BRIEF:
Repeat the entire listing exactly as written.

Records that describe figures:
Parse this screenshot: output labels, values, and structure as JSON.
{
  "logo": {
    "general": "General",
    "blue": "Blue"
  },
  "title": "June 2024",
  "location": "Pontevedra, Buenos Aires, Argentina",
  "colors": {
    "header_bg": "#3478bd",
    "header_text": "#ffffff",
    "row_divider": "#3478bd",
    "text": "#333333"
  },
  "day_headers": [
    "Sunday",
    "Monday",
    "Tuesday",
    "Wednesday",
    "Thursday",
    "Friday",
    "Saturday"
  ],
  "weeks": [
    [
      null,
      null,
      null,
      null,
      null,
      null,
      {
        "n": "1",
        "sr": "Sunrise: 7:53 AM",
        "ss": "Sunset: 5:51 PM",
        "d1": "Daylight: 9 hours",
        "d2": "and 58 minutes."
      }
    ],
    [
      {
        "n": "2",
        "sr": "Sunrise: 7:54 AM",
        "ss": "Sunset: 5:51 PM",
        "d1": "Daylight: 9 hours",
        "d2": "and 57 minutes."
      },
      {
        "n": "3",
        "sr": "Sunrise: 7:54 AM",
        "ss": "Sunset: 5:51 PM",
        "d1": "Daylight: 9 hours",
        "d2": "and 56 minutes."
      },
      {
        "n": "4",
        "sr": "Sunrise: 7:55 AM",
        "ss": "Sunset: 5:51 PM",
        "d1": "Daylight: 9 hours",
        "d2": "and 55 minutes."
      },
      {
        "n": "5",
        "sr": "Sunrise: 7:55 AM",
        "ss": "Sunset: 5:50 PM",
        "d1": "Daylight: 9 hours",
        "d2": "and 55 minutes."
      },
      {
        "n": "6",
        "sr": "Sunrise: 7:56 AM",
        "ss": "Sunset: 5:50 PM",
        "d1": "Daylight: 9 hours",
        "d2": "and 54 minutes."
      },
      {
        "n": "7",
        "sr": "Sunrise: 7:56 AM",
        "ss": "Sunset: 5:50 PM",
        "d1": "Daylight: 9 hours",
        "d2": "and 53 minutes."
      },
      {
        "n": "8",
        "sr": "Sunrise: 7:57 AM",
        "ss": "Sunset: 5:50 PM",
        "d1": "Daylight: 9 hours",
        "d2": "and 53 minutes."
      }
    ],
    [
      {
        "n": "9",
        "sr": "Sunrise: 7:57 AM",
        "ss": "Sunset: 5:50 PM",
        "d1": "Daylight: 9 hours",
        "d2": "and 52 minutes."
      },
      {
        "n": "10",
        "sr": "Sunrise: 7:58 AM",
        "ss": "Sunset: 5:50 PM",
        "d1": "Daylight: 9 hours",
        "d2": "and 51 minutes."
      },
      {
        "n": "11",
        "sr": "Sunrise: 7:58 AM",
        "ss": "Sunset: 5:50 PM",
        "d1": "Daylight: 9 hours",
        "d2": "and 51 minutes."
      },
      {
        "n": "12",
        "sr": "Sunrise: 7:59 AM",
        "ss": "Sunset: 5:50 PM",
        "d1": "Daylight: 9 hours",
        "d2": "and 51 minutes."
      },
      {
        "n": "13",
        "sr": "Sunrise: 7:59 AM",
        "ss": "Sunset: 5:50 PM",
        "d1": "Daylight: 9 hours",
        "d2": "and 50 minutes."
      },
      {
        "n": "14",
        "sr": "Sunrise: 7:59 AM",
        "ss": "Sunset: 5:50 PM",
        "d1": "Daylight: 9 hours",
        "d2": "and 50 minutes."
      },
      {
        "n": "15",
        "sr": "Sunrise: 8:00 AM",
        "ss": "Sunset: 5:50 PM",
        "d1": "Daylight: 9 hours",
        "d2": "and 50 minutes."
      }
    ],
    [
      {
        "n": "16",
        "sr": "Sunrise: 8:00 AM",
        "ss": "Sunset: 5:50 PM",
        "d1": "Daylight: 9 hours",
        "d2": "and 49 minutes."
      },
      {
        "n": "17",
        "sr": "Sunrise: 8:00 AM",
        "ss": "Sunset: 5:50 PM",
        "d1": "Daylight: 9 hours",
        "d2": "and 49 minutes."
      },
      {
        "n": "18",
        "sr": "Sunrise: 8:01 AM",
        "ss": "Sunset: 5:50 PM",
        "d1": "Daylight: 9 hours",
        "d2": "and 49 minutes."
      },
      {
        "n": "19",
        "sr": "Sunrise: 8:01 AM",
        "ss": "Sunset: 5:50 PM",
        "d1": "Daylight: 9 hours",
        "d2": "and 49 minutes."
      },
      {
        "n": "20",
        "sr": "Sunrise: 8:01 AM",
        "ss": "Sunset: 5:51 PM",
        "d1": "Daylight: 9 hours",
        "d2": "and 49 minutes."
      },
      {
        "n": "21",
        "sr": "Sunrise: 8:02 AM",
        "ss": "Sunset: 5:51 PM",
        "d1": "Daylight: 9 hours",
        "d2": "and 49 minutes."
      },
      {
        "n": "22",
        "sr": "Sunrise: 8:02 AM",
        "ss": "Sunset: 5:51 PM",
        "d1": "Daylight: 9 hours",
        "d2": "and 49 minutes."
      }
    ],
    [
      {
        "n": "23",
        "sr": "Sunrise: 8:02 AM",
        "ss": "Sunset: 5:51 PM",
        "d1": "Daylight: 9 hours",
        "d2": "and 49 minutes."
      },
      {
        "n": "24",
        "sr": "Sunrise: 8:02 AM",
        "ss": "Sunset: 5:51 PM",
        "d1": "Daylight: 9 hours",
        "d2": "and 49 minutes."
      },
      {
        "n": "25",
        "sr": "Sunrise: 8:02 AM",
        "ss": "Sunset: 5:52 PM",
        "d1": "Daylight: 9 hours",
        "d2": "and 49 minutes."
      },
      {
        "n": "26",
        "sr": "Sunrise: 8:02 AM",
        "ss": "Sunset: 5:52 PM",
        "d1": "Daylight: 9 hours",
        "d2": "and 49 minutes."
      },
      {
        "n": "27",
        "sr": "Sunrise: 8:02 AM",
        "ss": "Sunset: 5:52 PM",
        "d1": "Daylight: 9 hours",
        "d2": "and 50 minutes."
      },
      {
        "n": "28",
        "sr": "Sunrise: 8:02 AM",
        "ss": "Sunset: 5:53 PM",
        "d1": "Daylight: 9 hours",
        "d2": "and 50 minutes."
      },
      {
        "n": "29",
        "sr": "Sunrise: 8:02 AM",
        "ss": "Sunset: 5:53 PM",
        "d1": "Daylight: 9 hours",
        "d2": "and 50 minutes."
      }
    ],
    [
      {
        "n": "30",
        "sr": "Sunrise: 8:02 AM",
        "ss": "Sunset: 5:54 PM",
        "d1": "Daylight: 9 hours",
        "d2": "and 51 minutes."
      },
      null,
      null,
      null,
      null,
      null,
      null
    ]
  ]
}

CORRECT ANSWER:
Parse this screenshot: output labels, values, and structure as JSON.
{
  "logo": {
    "general": "General",
    "blue": "Blue"
  },
  "title": "June 2024",
  "location": "Pontevedra, Buenos Aires, Argentina",
  "colors": {
    "header_bg": "#3478bd",
    "header_text": "#ffffff",
    "row_divider": "#3478bd",
    "text": "#333333"
  },
  "day_headers": [
    "Sunday",
    "Monday",
    "Tuesday",
    "Wednesday",
    "Thursday",
    "Friday",
    "Saturday"
  ],
  "weeks": [
    [
      null,
      null,
      null,
      null,
      null,
      null,
      {
        "n": "1",
        "sr": "Sunrise: 7:53 AM",
        "ss": "Sunset: 5:51 PM",
        "d1": "Daylight: 9 hours",
        "d2": "and 58 minutes."
      }
    ],
    [
      {
        "n": "2",
        "sr": "Sunrise: 7:54 AM",
        "ss": "Sunset: 5:51 PM",
        "d1": "Daylight: 9 hours",
        "d2": "and 57 minutes."
      },
      {
        "n": "3",
        "sr": "Sunrise: 7:54 AM",
        "ss": "Sunset: 5:51 PM",
        "d1": "Daylight: 9 hours",
        "d2": "and 56 minutes."
      },
      {
        "n": "4",
        "sr": "Sunrise: 7:55 AM",
        "ss": "Sunset: 5:51 PM",
        "d1": "Daylight: 9 hours",
        "d2": "and 55 minutes."
      },
      {
        "n": "5",
        "sr": "Sunrise: 7:55 AM",
        "ss": "Sunset: 5:50 PM",
        "d1": "Daylight: 9 hours",
        "d2": "and 55 minutes."
      },
      {
        "n": "6",
        "sr": "Sunrise: 7:56 AM",
        "ss": "Sunset: 5:50 PM",
        "d1": "Daylight: 9 hours",
        "d2": "and 54 minutes."
      },
      {
        "n": "7",
        "sr": "Sunrise: 7:56 AM",
        "ss": "Sunset: 5:50 PM",
        "d1": "Daylight: 9 hours",
        "d2": "and 53 minutes."
      },
      {
        "n": "8",
        "sr": "Sunrise: 7:57 AM",
        "ss": "Sunset: 5:50 PM",
        "d1": "Daylight: 9 hours",
        "d2": "and 53 minutes."
      }
    ],
    [
      {
        "n": "9",
        "sr": "Sunrise: 7:57 AM",
        "ss": "Sunset: 5:50 PM",
        "d1": "Daylight: 9 hours",
        "d2": "and 52 minutes."
      },
      {
        "n": "10",
        "sr": "Sunrise: 7:58 AM",
        "ss": "Sunset: 5:50 PM",
        "d1": "Daylight: 9 hours",
        "d2": "and 51 minutes."
      },
      {
        "n": "11",
        "sr": "Sunrise: 7:58 AM",
        "ss": "Sunset: 5:50 PM",
        "d1": "Daylight: 9 hours",
        "d2": "and 51 minutes."
      },
      {
        "n": "12",
        "sr": "Sunrise: 7:59 AM",
        "ss": "Sunset: 5:50 PM",
        "d1": "Daylight: 9 hours",
        "d2": "and 51 minutes."
      },
      {
        "n": "13",
        "sr": "Sunrise: 7:59 AM",
        "ss": "Sunset: 5:50 PM",
        "d1": "Daylight: 9 hours",
        "d2": "and 50 minutes."
      },
      {
        "n": "14",
        "sr": "Sunrise: 7:59 AM",
        "ss": "Sunset: 5:50 PM",
        "d1": "Daylight: 9 hours",
        "d2": "and 50 minutes."
      },
      {
        "n": "15",
        "sr": "Sunrise: 8:00 AM",
        "ss": "Sunset: 5:50 PM",
        "d1": "Daylight: 9 hours",
        "d2": "and 50 minutes."
      }
    ],
    [
      {
        "n": "16",
        "sr": "Sunrise: 8:00 AM",
        "ss": "Sunset: 5:50 PM",
        "d1": "Daylight: 9 hours",
        "d2": "and 49 minutes."
      },
      {
        "n": "17",
        "sr": "Sunrise: 8:00 AM",
        "ss": "Sunset: 5:50 PM",
        "d1": "Daylight: 9 hours",
        "d2": "and 49 minutes."
      },
      {
        "n": "18",
        "sr": "Sunrise: 8:01 AM",
        "ss": "Sunset: 5:50 PM",
        "d1": "Daylight: 9 hours",
        "d2": "and 49 minutes."
      },
      {
        "n": "19",
        "sr": "Sunrise: 8:01 AM",
        "ss": "Sunset: 5:50 PM",
        "d1": "Daylight: 9 hours",
        "d2": "and 49 minutes."
      },
      {
        "n": "20",
        "sr": "Sunrise: 8:01 AM",
        "ss": "Sunset: 5:51 PM",
        "d1": "Daylight: 9 hours",
        "d2": "and 49 minutes."
      },
      {
        "n": "21",
        "sr": "Sunrise: 8:02 AM",
        "ss": "Sunset: 5:51 PM",
        "d1": "Daylight: 9 hours",
        "d2": "and 49 minutes."
      },
      {
        "n": "22",
        "sr": "Sunrise: 8:02 AM",
        "ss": "Sunset: 5:51 PM",
        "d1": "Daylight: 9 hours",
        "d2": "and 49 minutes."
      }
    ],
    [
      {
        "n": "23",
        "sr": "Sunrise: 8:02 AM",
        "ss": "Sunset: 5:51 PM",
        "d1": "Daylight: 9 hours",
        "d2": "and 49 minutes."
      },
      {
        "n": "24",
        "sr": "Sunrise: 8:02 AM",
        "ss": "Sunset: 5:51 PM",
        "d1": "Daylight: 9 hours",
        "d2": "and 49 minutes."
      },
      {
        "n": "25",
        "sr": "Sunrise: 8:02 AM",
        "ss": "Sunset: 5:52 PM",
        "d1": "Daylight: 9 hours",
        "d2": "and 49 minutes."
      },
      {
        "n": "26",
        "sr": "Sunrise: 8:02 AM",
        "ss": "Sunset: 5:52 PM",
        "d1": "Daylight: 9 hours",
        "d2": "and 49 minutes."
      },
      {
        "n": "27",
        "sr": "Sunrise: 8:02 AM",
        "ss": "Sunset: 5:52 PM",
        "d1": "Daylight: 9 hours",
        "d2": "and 50 minutes."
      },
      {
        "n": "28",
        "sr": "Sunrise: 8:02 AM",
        "ss": "Sunset: 5:53 PM",
        "d1": "Daylight: 9 hours",
        "d2": "and 50 minutes."
      },
      {
        "n": "29",
        "sr": "Sunrise: 8:02 AM",
        "ss": "Sunset: 5:53 PM",
        "d1": "Daylight: 9 hours",
        "d2": "and 50 minutes."
      }
    ],
    [
      {
        "n": "30",
        "sr": "Sunrise: 8:02 AM",
        "ss": "Sunset: 5:54 PM",
        "d1": "Daylight: 9 hours",
        "d2": "and 51 minutes."
      },
      null,
      null,
      null,
      null,
      null,
      null
    ]
  ]
}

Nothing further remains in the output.